**Items**.
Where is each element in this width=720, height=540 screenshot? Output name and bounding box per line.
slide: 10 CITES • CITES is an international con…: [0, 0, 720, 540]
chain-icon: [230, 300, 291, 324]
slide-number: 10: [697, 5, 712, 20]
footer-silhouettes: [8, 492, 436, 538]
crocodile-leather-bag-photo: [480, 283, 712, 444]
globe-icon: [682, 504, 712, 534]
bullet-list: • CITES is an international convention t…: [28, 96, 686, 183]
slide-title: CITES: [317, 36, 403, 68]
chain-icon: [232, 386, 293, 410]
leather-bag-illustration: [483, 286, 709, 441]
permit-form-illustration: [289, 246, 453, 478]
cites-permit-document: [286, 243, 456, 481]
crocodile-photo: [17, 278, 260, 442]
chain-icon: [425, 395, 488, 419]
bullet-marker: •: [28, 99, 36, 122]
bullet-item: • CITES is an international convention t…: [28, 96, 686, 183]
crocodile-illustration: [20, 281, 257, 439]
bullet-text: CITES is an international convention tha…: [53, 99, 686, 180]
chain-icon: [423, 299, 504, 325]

**Written task**. Could you repeat the material above line for line, keeping every character, number and bracket unchanged?

**Response to this exercise**.
Where is each element in this width=720, height=540 screenshot? Output name and bounding box per line.
slide: 10 CITES • CITES is an international con…: [0, 0, 720, 540]
chain-icon: [230, 300, 291, 324]
slide-number: 10: [697, 5, 712, 20]
footer-silhouettes: [8, 492, 436, 538]
crocodile-leather-bag-photo: [480, 283, 712, 444]
globe-icon: [682, 504, 712, 534]
bullet-list: • CITES is an international convention t…: [28, 96, 686, 183]
slide-title: CITES: [317, 36, 403, 68]
chain-icon: [232, 386, 293, 410]
leather-bag-illustration: [483, 286, 709, 441]
permit-form-illustration: [289, 246, 453, 478]
cites-permit-document: [286, 243, 456, 481]
crocodile-photo: [17, 278, 260, 442]
chain-icon: [425, 395, 488, 419]
bullet-marker: •: [28, 99, 36, 122]
bullet-item: • CITES is an international convention t…: [28, 96, 686, 183]
crocodile-illustration: [20, 281, 257, 439]
bullet-text: CITES is an international convention tha…: [53, 99, 686, 180]
chain-icon: [423, 299, 504, 325]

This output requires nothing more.